Exercise - Copy out each line containing "Братское" from the entries below.

★ ★ ★ ★ ★

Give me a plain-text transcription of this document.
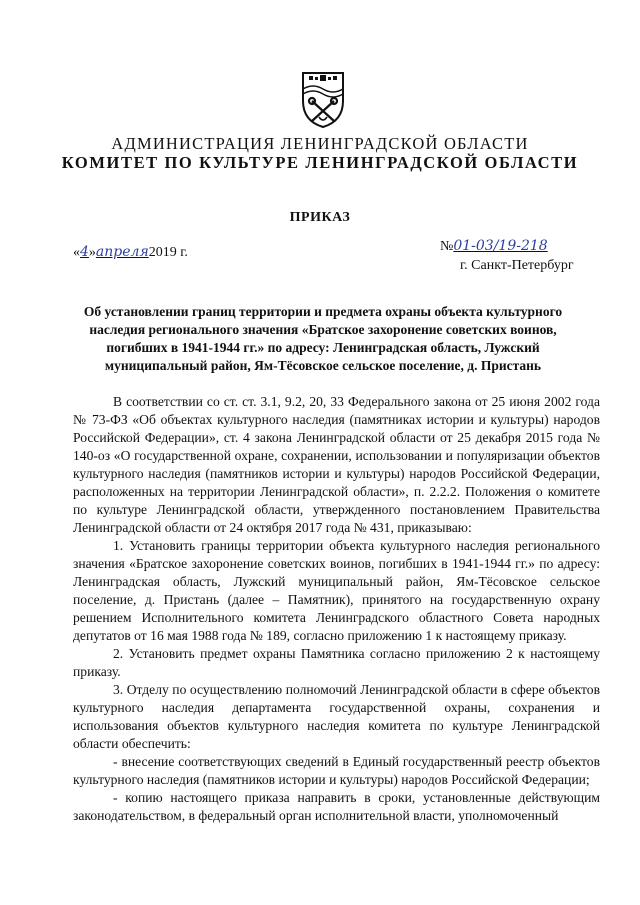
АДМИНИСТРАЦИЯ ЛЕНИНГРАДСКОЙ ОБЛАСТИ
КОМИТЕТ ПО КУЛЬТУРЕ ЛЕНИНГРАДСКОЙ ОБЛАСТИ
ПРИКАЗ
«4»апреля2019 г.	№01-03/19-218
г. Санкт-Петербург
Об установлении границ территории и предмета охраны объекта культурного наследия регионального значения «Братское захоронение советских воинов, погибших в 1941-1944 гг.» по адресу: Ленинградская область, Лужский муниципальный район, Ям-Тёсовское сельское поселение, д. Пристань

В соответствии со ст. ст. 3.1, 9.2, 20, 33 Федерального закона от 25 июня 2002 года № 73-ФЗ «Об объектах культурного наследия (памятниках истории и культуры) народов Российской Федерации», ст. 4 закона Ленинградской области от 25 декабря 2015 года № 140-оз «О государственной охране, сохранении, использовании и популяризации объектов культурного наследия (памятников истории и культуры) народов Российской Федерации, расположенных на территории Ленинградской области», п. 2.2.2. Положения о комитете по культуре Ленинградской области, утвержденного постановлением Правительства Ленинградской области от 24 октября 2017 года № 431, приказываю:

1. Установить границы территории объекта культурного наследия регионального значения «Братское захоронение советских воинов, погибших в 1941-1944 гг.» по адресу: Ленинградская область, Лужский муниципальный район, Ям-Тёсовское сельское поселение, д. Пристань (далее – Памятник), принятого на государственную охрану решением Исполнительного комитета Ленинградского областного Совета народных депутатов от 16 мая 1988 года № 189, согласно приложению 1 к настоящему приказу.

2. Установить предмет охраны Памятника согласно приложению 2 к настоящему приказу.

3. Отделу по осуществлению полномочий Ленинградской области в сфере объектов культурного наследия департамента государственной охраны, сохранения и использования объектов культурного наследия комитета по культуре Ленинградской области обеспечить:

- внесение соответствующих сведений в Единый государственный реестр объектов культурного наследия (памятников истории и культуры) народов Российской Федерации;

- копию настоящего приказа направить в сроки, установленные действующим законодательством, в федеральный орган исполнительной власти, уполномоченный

★ ★ ★ ★ ★

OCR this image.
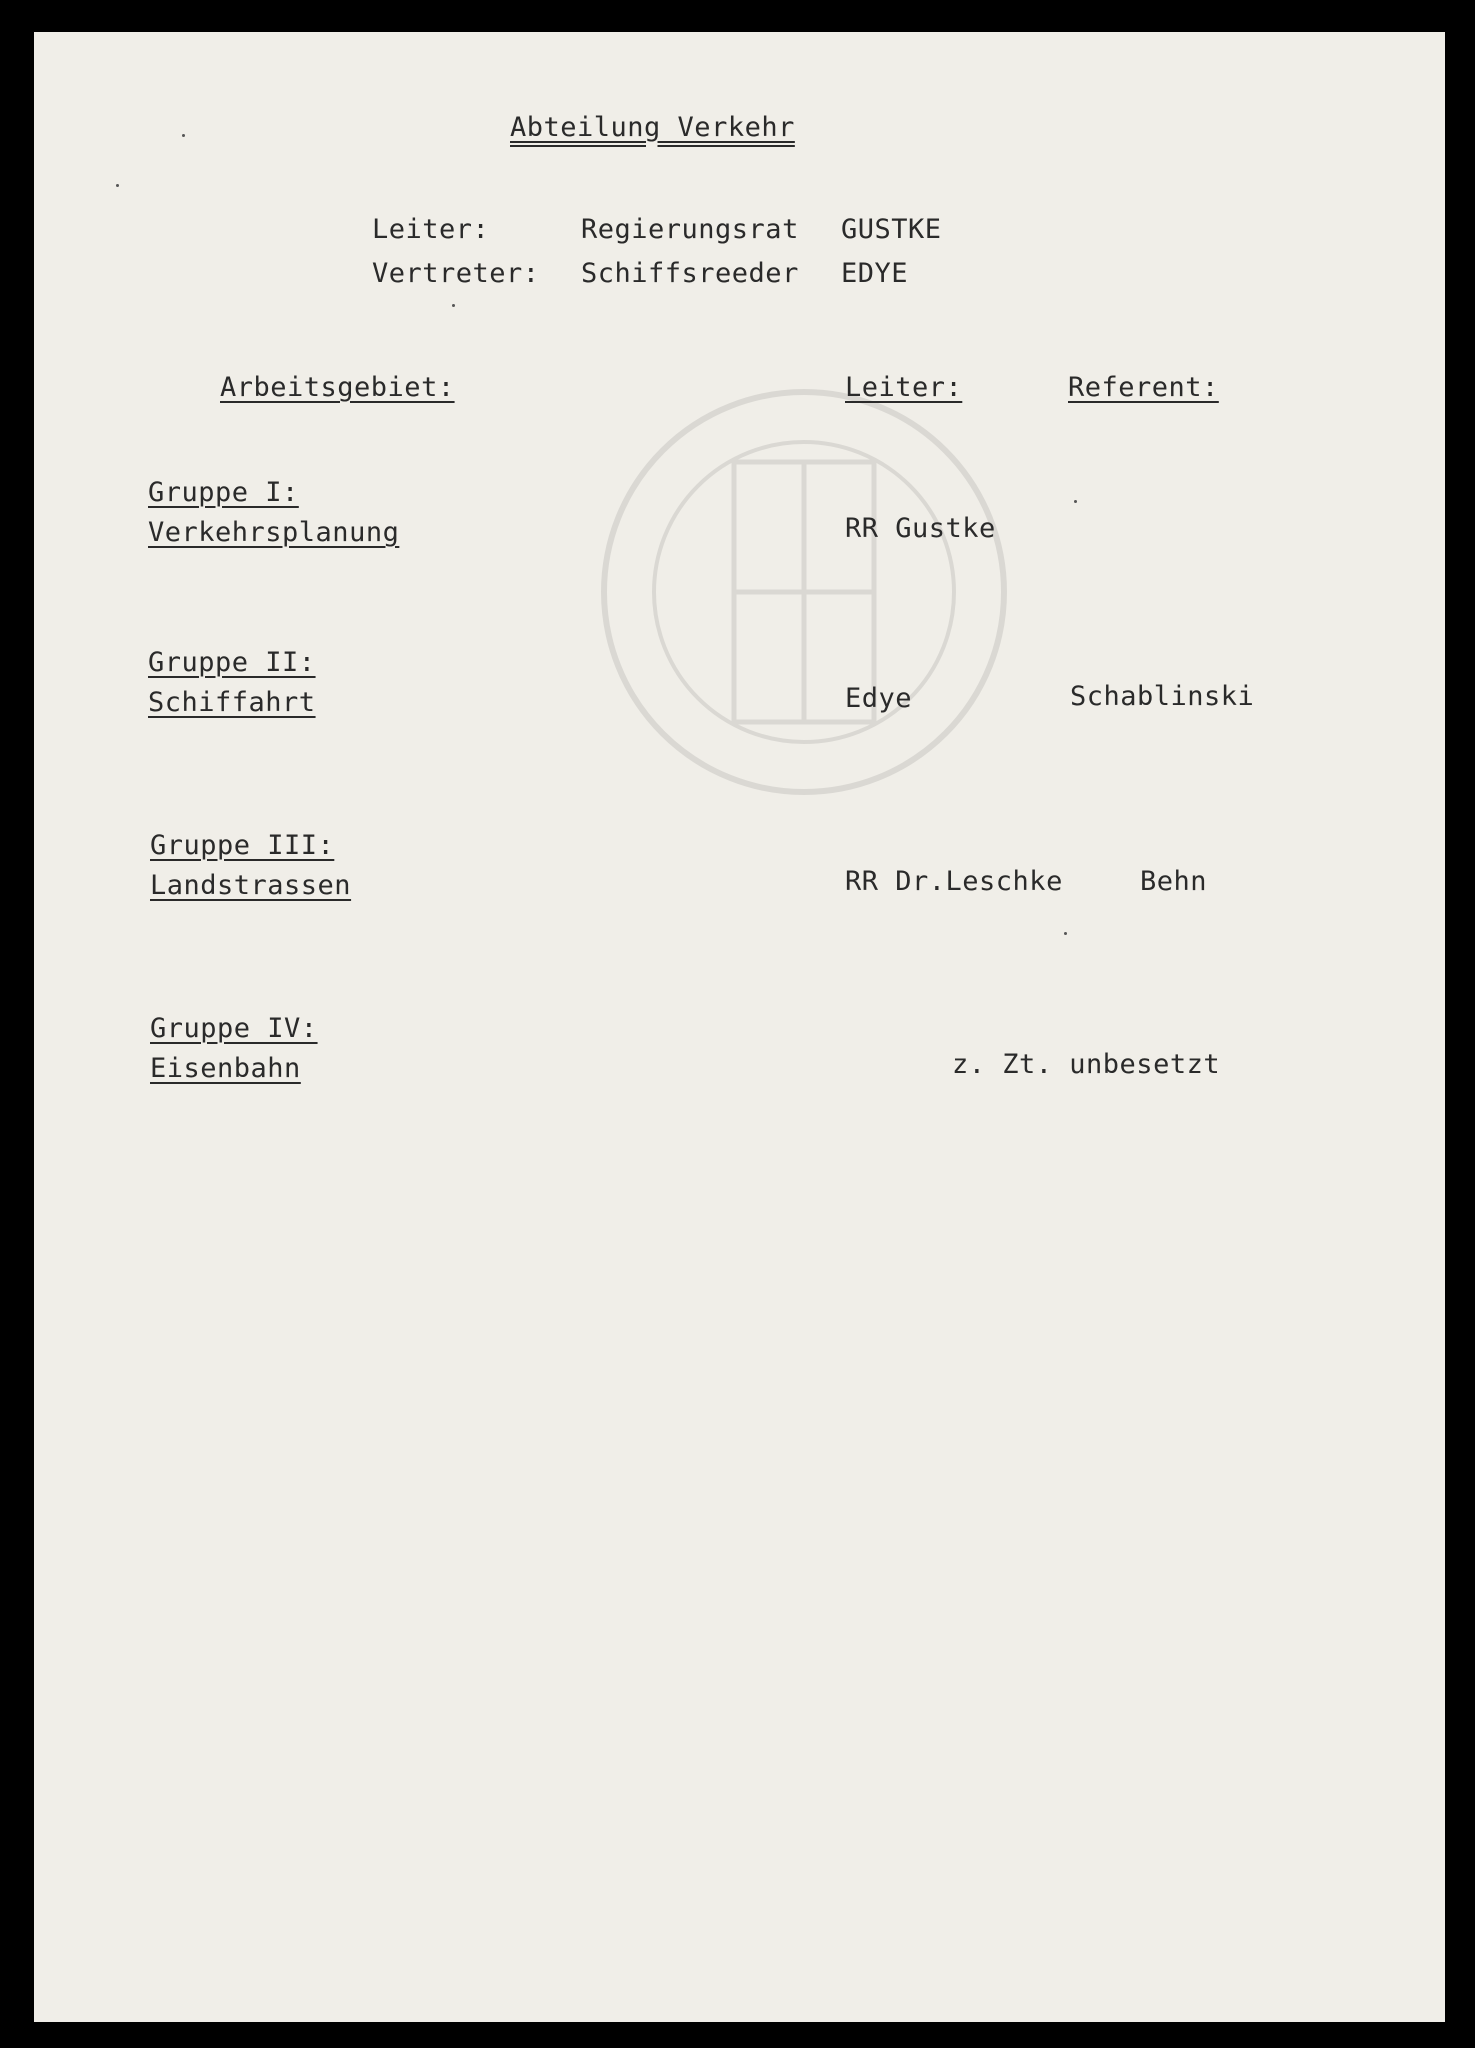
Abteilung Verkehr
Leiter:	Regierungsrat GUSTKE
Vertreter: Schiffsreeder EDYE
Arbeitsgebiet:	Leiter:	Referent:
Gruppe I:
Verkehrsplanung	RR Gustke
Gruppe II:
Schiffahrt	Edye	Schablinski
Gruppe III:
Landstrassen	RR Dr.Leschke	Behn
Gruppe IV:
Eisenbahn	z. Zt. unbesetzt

★ ★ ★ ★ ★

Expected output -
Об установлении границ территории и предмета охраны объекта культурного наследия регионального значения «Братское захоронение советских воинов, погибших в 1941-1944 гг.» по адресу: Ленинградская область, Лужский муниципальный район, Ям-Тёсовское сельское поселение, д. Пристань
1. Установить границы территории объекта культурного наследия регионального значения «Братское захоронение советских воинов, погибших в 1941-1944 гг.» по адресу: Ленинградская область, Лужский муниципальный район, Ям-Тёсовское сельское поселение, д. Пристань (далее – Памятник), принятого на государственную охрану решением Исполнительного комитета Ленинградского областного Совета народных депутатов от 16 мая 1988 года № 189, согласно приложению 1 к настоящему приказу.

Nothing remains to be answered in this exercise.